(Data excerpts)
:::
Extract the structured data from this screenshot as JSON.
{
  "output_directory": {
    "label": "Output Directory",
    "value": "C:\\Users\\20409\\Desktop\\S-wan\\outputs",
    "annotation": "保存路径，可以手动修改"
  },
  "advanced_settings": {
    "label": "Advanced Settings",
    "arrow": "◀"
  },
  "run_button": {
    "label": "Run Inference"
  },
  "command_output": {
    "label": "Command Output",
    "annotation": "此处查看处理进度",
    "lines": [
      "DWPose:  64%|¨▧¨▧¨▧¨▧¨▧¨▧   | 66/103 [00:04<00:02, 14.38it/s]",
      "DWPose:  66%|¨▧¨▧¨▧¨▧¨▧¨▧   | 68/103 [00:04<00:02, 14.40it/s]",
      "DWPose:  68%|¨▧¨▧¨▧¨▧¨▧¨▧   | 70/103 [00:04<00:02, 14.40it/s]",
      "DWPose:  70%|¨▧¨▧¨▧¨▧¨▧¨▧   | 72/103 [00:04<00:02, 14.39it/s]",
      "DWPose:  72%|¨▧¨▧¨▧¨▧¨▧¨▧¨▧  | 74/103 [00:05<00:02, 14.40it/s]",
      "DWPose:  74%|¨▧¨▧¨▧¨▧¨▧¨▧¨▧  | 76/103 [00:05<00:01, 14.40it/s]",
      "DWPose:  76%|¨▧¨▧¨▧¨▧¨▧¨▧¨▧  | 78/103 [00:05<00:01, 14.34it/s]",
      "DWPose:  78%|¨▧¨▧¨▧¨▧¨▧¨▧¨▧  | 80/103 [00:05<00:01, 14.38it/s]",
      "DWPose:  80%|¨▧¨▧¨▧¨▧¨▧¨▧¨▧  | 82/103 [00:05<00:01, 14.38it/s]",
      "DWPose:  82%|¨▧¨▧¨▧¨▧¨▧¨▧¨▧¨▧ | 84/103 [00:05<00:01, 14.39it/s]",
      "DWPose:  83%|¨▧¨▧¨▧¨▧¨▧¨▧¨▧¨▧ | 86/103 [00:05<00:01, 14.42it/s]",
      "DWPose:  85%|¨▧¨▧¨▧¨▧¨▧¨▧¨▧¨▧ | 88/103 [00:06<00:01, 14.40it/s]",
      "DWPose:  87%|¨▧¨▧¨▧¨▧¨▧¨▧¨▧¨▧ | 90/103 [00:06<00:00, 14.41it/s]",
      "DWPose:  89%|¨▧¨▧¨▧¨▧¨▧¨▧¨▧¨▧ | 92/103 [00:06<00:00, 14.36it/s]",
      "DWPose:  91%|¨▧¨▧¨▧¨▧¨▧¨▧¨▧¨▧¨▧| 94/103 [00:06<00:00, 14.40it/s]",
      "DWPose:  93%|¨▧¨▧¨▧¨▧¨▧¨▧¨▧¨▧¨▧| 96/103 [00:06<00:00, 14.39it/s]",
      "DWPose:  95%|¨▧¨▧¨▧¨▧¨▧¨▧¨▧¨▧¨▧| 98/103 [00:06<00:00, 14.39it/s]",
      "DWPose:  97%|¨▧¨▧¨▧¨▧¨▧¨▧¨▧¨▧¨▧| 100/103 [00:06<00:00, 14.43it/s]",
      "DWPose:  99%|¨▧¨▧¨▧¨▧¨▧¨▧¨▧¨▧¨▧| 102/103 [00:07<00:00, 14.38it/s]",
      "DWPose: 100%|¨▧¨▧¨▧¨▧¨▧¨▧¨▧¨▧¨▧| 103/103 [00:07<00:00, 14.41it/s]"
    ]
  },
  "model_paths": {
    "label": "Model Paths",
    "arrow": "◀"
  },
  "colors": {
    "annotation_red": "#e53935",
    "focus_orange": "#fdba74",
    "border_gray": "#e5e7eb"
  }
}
:::
Extract the complete listing verbatim.

**Task result**.
Extract the structured data from this screenshot as JSON.
{
  "output_directory": {
    "label": "Output Directory",
    "value": "C:\\Users\\20409\\Desktop\\S-wan\\outputs",
    "annotation": "保存路径，可以手动修改"
  },
  "advanced_settings": {
    "label": "Advanced Settings",
    "arrow": "◀"
  },
  "run_button": {
    "label": "Run Inference"
  },
  "command_output": {
    "label": "Command Output",
    "annotation": "此处查看处理进度",
    "lines": [
      "DWPose:  64%|¨▧¨▧¨▧¨▧¨▧¨▧   | 66/103 [00:04<00:02, 14.38it/s]",
      "DWPose:  66%|¨▧¨▧¨▧¨▧¨▧¨▧   | 68/103 [00:04<00:02, 14.40it/s]",
      "DWPose:  68%|¨▧¨▧¨▧¨▧¨▧¨▧   | 70/103 [00:04<00:02, 14.40it/s]",
      "DWPose:  70%|¨▧¨▧¨▧¨▧¨▧¨▧   | 72/103 [00:04<00:02, 14.39it/s]",
      "DWPose:  72%|¨▧¨▧¨▧¨▧¨▧¨▧¨▧  | 74/103 [00:05<00:02, 14.40it/s]",
      "DWPose:  74%|¨▧¨▧¨▧¨▧¨▧¨▧¨▧  | 76/103 [00:05<00:01, 14.40it/s]",
      "DWPose:  76%|¨▧¨▧¨▧¨▧¨▧¨▧¨▧  | 78/103 [00:05<00:01, 14.34it/s]",
      "DWPose:  78%|¨▧¨▧¨▧¨▧¨▧¨▧¨▧  | 80/103 [00:05<00:01, 14.38it/s]",
      "DWPose:  80%|¨▧¨▧¨▧¨▧¨▧¨▧¨▧  | 82/103 [00:05<00:01, 14.38it/s]",
      "DWPose:  82%|¨▧¨▧¨▧¨▧¨▧¨▧¨▧¨▧ | 84/103 [00:05<00:01, 14.39it/s]",
      "DWPose:  83%|¨▧¨▧¨▧¨▧¨▧¨▧¨▧¨▧ | 86/103 [00:05<00:01, 14.42it/s]",
      "DWPose:  85%|¨▧¨▧¨▧¨▧¨▧¨▧¨▧¨▧ | 88/103 [00:06<00:01, 14.40it/s]",
      "DWPose:  87%|¨▧¨▧¨▧¨▧¨▧¨▧¨▧¨▧ | 90/103 [00:06<00:00, 14.41it/s]",
      "DWPose:  89%|¨▧¨▧¨▧¨▧¨▧¨▧¨▧¨▧ | 92/103 [00:06<00:00, 14.36it/s]",
      "DWPose:  91%|¨▧¨▧¨▧¨▧¨▧¨▧¨▧¨▧¨▧| 94/103 [00:06<00:00, 14.40it/s]",
      "DWPose:  93%|¨▧¨▧¨▧¨▧¨▧¨▧¨▧¨▧¨▧| 96/103 [00:06<00:00, 14.39it/s]",
      "DWPose:  95%|¨▧¨▧¨▧¨▧¨▧¨▧¨▧¨▧¨▧| 98/103 [00:06<00:00, 14.39it/s]",
      "DWPose:  97%|¨▧¨▧¨▧¨▧¨▧¨▧¨▧¨▧¨▧| 100/103 [00:06<00:00, 14.43it/s]",
      "DWPose:  99%|¨▧¨▧¨▧¨▧¨▧¨▧¨▧¨▧¨▧| 102/103 [00:07<00:00, 14.38it/s]",
      "DWPose: 100%|¨▧¨▧¨▧¨▧¨▧¨▧¨▧¨▧¨▧| 103/103 [00:07<00:00, 14.41it/s]"
    ]
  },
  "model_paths": {
    "label": "Model Paths",
    "arrow": "◀"
  },
  "colors": {
    "annotation_red": "#e53935",
    "focus_orange": "#fdba74",
    "border_gray": "#e5e7eb"
  }
}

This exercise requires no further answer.